## RECORD EXCERPTS:
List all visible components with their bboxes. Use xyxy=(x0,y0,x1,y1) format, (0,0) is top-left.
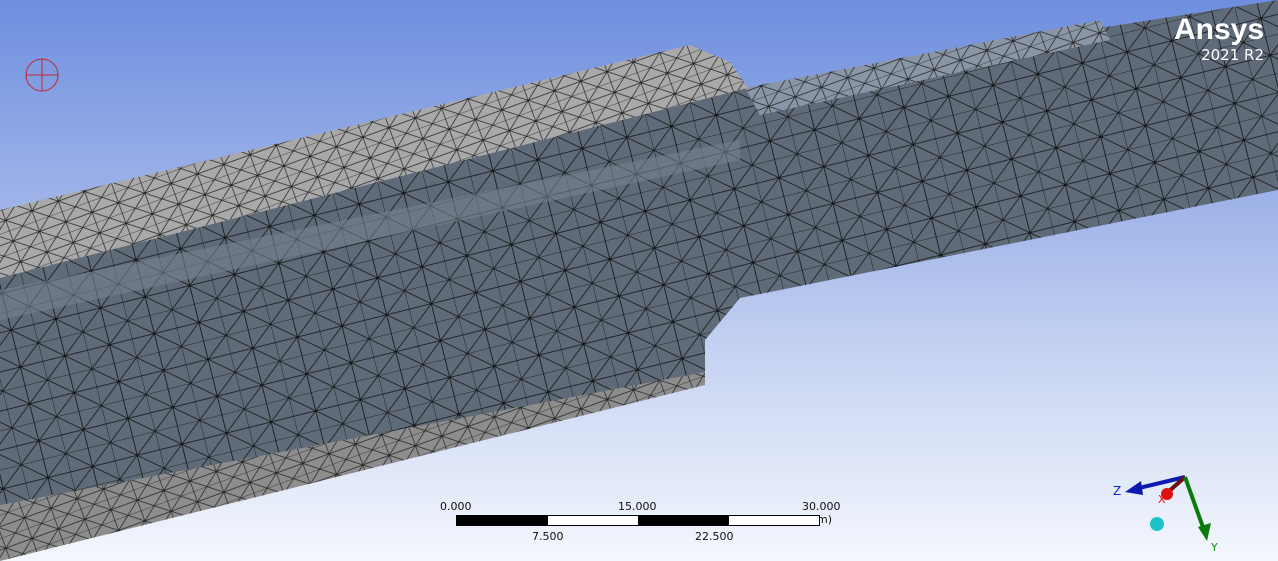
axis-triad[interactable]: Z X Y xyxy=(1105,465,1235,560)
scale-label-22-5: 22.500 xyxy=(695,530,734,543)
graphics-viewport[interactable] xyxy=(0,0,1278,561)
scale-label-15: 15.000 xyxy=(618,500,657,513)
ansys-logo: Ansys 2021 R2 xyxy=(1173,13,1264,65)
triad-x-label: X xyxy=(1158,493,1166,506)
scale-bar: 0.000 15.000 30.000 (mm) 7.500 22.500 xyxy=(440,500,870,545)
triad-y-label: Y xyxy=(1210,541,1218,554)
triad-z-label: Z xyxy=(1113,484,1121,498)
rotation-center-icon xyxy=(25,58,59,92)
scale-bar-graphic xyxy=(456,515,820,526)
scale-label-0: 0.000 xyxy=(440,500,472,513)
logo-brand: Ansys xyxy=(1173,13,1264,46)
isometric-view-ball-icon[interactable] xyxy=(1150,517,1164,531)
logo-version: 2021 R2 xyxy=(1201,46,1264,64)
scale-label-7-5: 7.500 xyxy=(532,530,564,543)
mesh-model xyxy=(0,0,1278,561)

## AIM OF THE TASK:
Swap every "interactable" in the records for "clickable" and write them out again with nothing else changed, leaving out the picture.

## RESPONSE TO THE TASK:
List all visible components with their bboxes. Use xyxy=(x0,y0,x1,y1) format, (0,0) is top-left.
axis-triad[clickable]: Z X Y xyxy=(1105,465,1235,560)
scale-label-22-5: 22.500 xyxy=(695,530,734,543)
graphics-viewport[clickable] xyxy=(0,0,1278,561)
scale-label-15: 15.000 xyxy=(618,500,657,513)
ansys-logo: Ansys 2021 R2 xyxy=(1173,13,1264,65)
triad-x-label: X xyxy=(1158,493,1166,506)
scale-bar: 0.000 15.000 30.000 (mm) 7.500 22.500 xyxy=(440,500,870,545)
triad-y-label: Y xyxy=(1210,541,1218,554)
triad-z-label: Z xyxy=(1113,484,1121,498)
rotation-center-icon xyxy=(25,58,59,92)
scale-bar-graphic xyxy=(456,515,820,526)
scale-label-0: 0.000 xyxy=(440,500,472,513)
logo-brand: Ansys xyxy=(1173,13,1264,46)
isometric-view-ball-icon[clickable] xyxy=(1150,517,1164,531)
logo-version: 2021 R2 xyxy=(1201,46,1264,64)
scale-label-7-5: 7.500 xyxy=(532,530,564,543)
mesh-model xyxy=(0,0,1278,561)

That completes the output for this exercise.